>> Begin DATASET

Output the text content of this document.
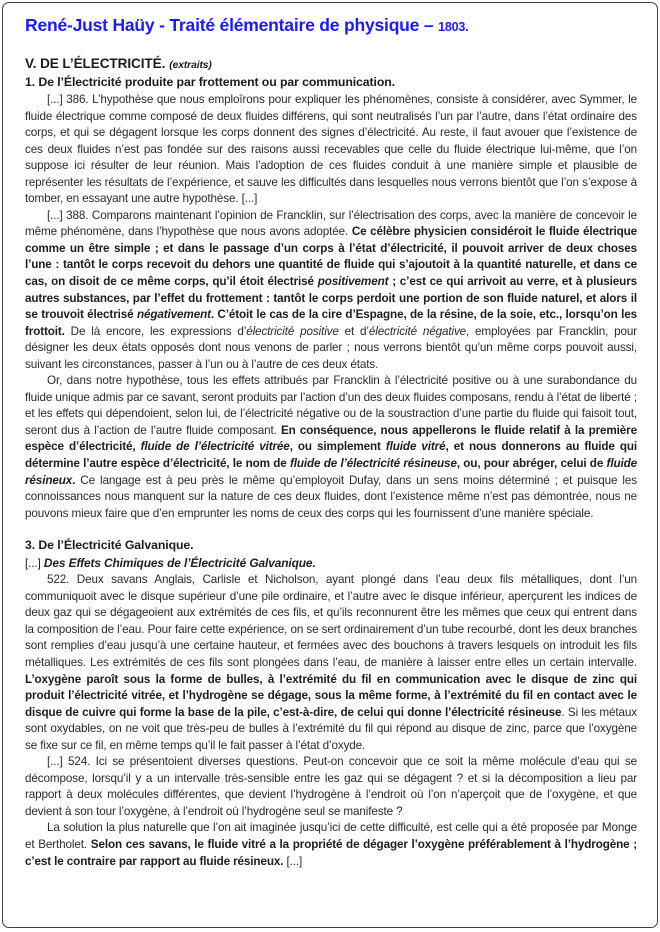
René-Just Haüy - Traité élémentaire de physique – 1803.
V. DE L’ÉLECTRICITÉ. (extraits)
1. De l’Électricité produite par frottement ou par communication.

[...] 386. L’hypothèse que nous emploîrons pour expliquer les phénomènes, consiste à considérer, avec Symmer, le fluide électrique comme composé de deux fluides différens, qui sont neutralisés l’un par l’autre, dans l’état ordinaire des corps, et qui se dégagent lorsque les corps donnent des signes d’électricité. Au reste, il faut avouer que l’existence de ces deux fluides n’est pas fondée sur des raisons aussi recevables que celle du fluide électrique lui-même, que l’on suppose ici résulter de leur réunion. Mais l’adoption de ces fluides conduit à une manière simple et plausible de représenter les résultats de l’expérience, et sauve les difficultés dans lesquelles nous verrons bientôt que l’on s’expose à tomber, en essayant une autre hypothèse. [...]

[...] 388. Comparons maintenant l’opinion de Francklin, sur l’électrisation des corps, avec la manière de concevoir le même phénomène, dans l’hypothèse que nous avons adoptée. Ce célèbre physicien considéroit le fluide électrique comme un être simple ; et dans le passage d’un corps à l’état d’électricité, il pouvoit arriver de deux choses l’une : tantôt le corps recevoit du dehors une quantité de fluide qui s’ajoutoit à la quantité naturelle, et dans ce cas, on disoit de ce même corps, qu’il étoit électrisé positivement ; c’est ce qui arrivoit au verre, et à plusieurs autres substances, par l’effet du frottement : tantôt le corps perdoit une portion de son fluide naturel, et alors il se trouvoit électrisé négativement. C’étoit le cas de la cire d’Espagne, de la résine, de la soie, etc., lorsqu’on les frottoit. De là encore, les expressions d’électricité positive et d’électricité négative, employées par Francklin, pour désigner les deux états opposés dont nous venons de parler ; nous verrons bientôt qu’un même corps pouvoit aussi, suivant les circonstances, passer à l’un ou à l’autre de ces deux états.

Or, dans notre hypothèse, tous les effets attribués par Francklin à l’électricité positive ou à une surabondance du fluide unique admis par ce savant, seront produits par l’action d’un des deux fluides composans, rendu à l’état de liberté ; et les effets qui dépendoient, selon lui, de l’électricité négative ou de la soustraction d’une partie du fluide qui faisoit tout, seront dus à l’action de l’autre fluide composant. En conséquence, nous appellerons le fluide relatif à la première espèce d’électricité, fluide de l’électricité vitrée, ou simplement fluide vitré, et nous donnerons au fluide qui détermine l’autre espèce d’électricité, le nom de fluide de l’électricité résineuse, ou, pour abréger, celui de fluide résineux. Ce langage est à peu près le même qu’employoit Dufay, dans un sens moins déterminé ; et puisque les connoissances nous manquent sur la nature de ces deux fluides, dont l’existence même n’est pas démontrée, nous ne pouvons mieux faire que d’en emprunter les noms de ceux des corps qui les fournissent d’une manière spéciale.

3. De l’Électricité Galvanique.
[...] Des Effets Chimiques de l’Électricité Galvanique.

522. Deux savans Anglais, Carlisle et Nicholson, ayant plongé dans l’eau deux fils métalliques, dont l’un communiquoit avec le disque supérieur d’une pile ordinaire, et l’autre avec le disque inférieur, aperçurent les indices de deux gaz qui se dégageoient aux extrémités de ces fils, et qu’ils reconnurent être les mêmes que ceux qui entrent dans la composition de l’eau. Pour faire cette expérience, on se sert ordinairement d’un tube recourbé, dont les deux branches sont remplies d’eau jusqu’à une certaine hauteur, et fermées avec des bouchons à travers lesquels on introduit les fils métalliques. Les extrémités de ces fils sont plongées dans l’eau, de manière à laisser entre elles un certain intervalle. L’oxygène paroît sous la forme de bulles, à l’extrémité du fil en communication avec le disque de zinc qui produit l’électricité vitrée, et l’hydrogène se dégage, sous la même forme, à l’extrémité du fil en contact avec le disque de cuivre qui forme la base de la pile, c’est-à-dire, de celui qui donne l’électricité résineuse. Si les métaux sont oxydables, on ne voit que très-peu de bulles à l’extrémité du fil qui répond au disque de zinc, parce que l’oxygène se fixe sur ce fil, en même temps qu’il le fait passer à l’état d’oxyde.

[...] 524. Ici se présentoient diverses questions. Peut-on concevoir que ce soit la même molécule d’eau qui se décompose, lorsqu’il y a un intervalle très-sensible entre les gaz qui se dégagent ? et si la décomposition a lieu par rapport à deux molécules différentes, que devient l’hydrogène à l’endroit où l’on n’aperçoit que de l’oxygène, et que devient à son tour l’oxygène, à l’endroit où l’hydrogène seul se manifeste ?

La solution la plus naturelle que l’on ait imaginée jusqu’ici de cette difficulté, est celle qui a été proposée par Monge et Bertholet. Selon ces savans, le fluide vitré a la propriété de dégager l’oxygène préférablement à l’hydrogène ; c’est le contraire par rapport au fluide résineux. [...]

>> End DATASET

◆ **DIRECTIONS**: Do not copy the pictures, but repeat every line exactly.

◆ **RESPONSE TO THE EXERCISE**:
Output the text content of this document.
René-Just Haüy - Traité élémentaire de physique – 1803.
V. DE L’ÉLECTRICITÉ. (extraits)
1. De l’Électricité produite par frottement ou par communication.

[...] 386. L’hypothèse que nous emploîrons pour expliquer les phénomènes, consiste à considérer, avec Symmer, le fluide électrique comme composé de deux fluides différens, qui sont neutralisés l’un par l’autre, dans l’état ordinaire des corps, et qui se dégagent lorsque les corps donnent des signes d’électricité. Au reste, il faut avouer que l’existence de ces deux fluides n’est pas fondée sur des raisons aussi recevables que celle du fluide électrique lui-même, que l’on suppose ici résulter de leur réunion. Mais l’adoption de ces fluides conduit à une manière simple et plausible de représenter les résultats de l’expérience, et sauve les difficultés dans lesquelles nous verrons bientôt que l’on s’expose à tomber, en essayant une autre hypothèse. [...]

[...] 388. Comparons maintenant l’opinion de Francklin, sur l’électrisation des corps, avec la manière de concevoir le même phénomène, dans l’hypothèse que nous avons adoptée. Ce célèbre physicien considéroit le fluide électrique comme un être simple ; et dans le passage d’un corps à l’état d’électricité, il pouvoit arriver de deux choses l’une : tantôt le corps recevoit du dehors une quantité de fluide qui s’ajoutoit à la quantité naturelle, et dans ce cas, on disoit de ce même corps, qu’il étoit électrisé positivement ; c’est ce qui arrivoit au verre, et à plusieurs autres substances, par l’effet du frottement : tantôt le corps perdoit une portion de son fluide naturel, et alors il se trouvoit électrisé négativement. C’étoit le cas de la cire d’Espagne, de la résine, de la soie, etc., lorsqu’on les frottoit. De là encore, les expressions d’électricité positive et d’électricité négative, employées par Francklin, pour désigner les deux états opposés dont nous venons de parler ; nous verrons bientôt qu’un même corps pouvoit aussi, suivant les circonstances, passer à l’un ou à l’autre de ces deux états.

Or, dans notre hypothèse, tous les effets attribués par Francklin à l’électricité positive ou à une surabondance du fluide unique admis par ce savant, seront produits par l’action d’un des deux fluides composans, rendu à l’état de liberté ; et les effets qui dépendoient, selon lui, de l’électricité négative ou de la soustraction d’une partie du fluide qui faisoit tout, seront dus à l’action de l’autre fluide composant. En conséquence, nous appellerons le fluide relatif à la première espèce d’électricité, fluide de l’électricité vitrée, ou simplement fluide vitré, et nous donnerons au fluide qui détermine l’autre espèce d’électricité, le nom de fluide de l’électricité résineuse, ou, pour abréger, celui de fluide résineux. Ce langage est à peu près le même qu’employoit Dufay, dans un sens moins déterminé ; et puisque les connoissances nous manquent sur la nature de ces deux fluides, dont l’existence même n’est pas démontrée, nous ne pouvons mieux faire que d’en emprunter les noms de ceux des corps qui les fournissent d’une manière spéciale.

3. De l’Électricité Galvanique.
[...] Des Effets Chimiques de l’Électricité Galvanique.

522. Deux savans Anglais, Carlisle et Nicholson, ayant plongé dans l’eau deux fils métalliques, dont l’un communiquoit avec le disque supérieur d’une pile ordinaire, et l’autre avec le disque inférieur, aperçurent les indices de deux gaz qui se dégageoient aux extrémités de ces fils, et qu’ils reconnurent être les mêmes que ceux qui entrent dans la composition de l’eau. Pour faire cette expérience, on se sert ordinairement d’un tube recourbé, dont les deux branches sont remplies d’eau jusqu’à une certaine hauteur, et fermées avec des bouchons à travers lesquels on introduit les fils métalliques. Les extrémités de ces fils sont plongées dans l’eau, de manière à laisser entre elles un certain intervalle. L’oxygène paroît sous la forme de bulles, à l’extrémité du fil en communication avec le disque de zinc qui produit l’électricité vitrée, et l’hydrogène se dégage, sous la même forme, à l’extrémité du fil en contact avec le disque de cuivre qui forme la base de la pile, c’est-à-dire, de celui qui donne l’électricité résineuse. Si les métaux sont oxydables, on ne voit que très-peu de bulles à l’extrémité du fil qui répond au disque de zinc, parce que l’oxygène se fixe sur ce fil, en même temps qu’il le fait passer à l’état d’oxyde.

[...] 524. Ici se présentoient diverses questions. Peut-on concevoir que ce soit la même molécule d’eau qui se décompose, lorsqu’il y a un intervalle très-sensible entre les gaz qui se dégagent ? et si la décomposition a lieu par rapport à deux molécules différentes, que devient l’hydrogène à l’endroit où l’on n’aperçoit que de l’oxygène, et que devient à son tour l’oxygène, à l’endroit où l’hydrogène seul se manifeste ?

La solution la plus naturelle que l’on ait imaginée jusqu’ici de cette difficulté, est celle qui a été proposée par Monge et Bertholet. Selon ces savans, le fluide vitré a la propriété de dégager l’oxygène préférablement à l’hydrogène ; c’est le contraire par rapport au fluide résineux. [...]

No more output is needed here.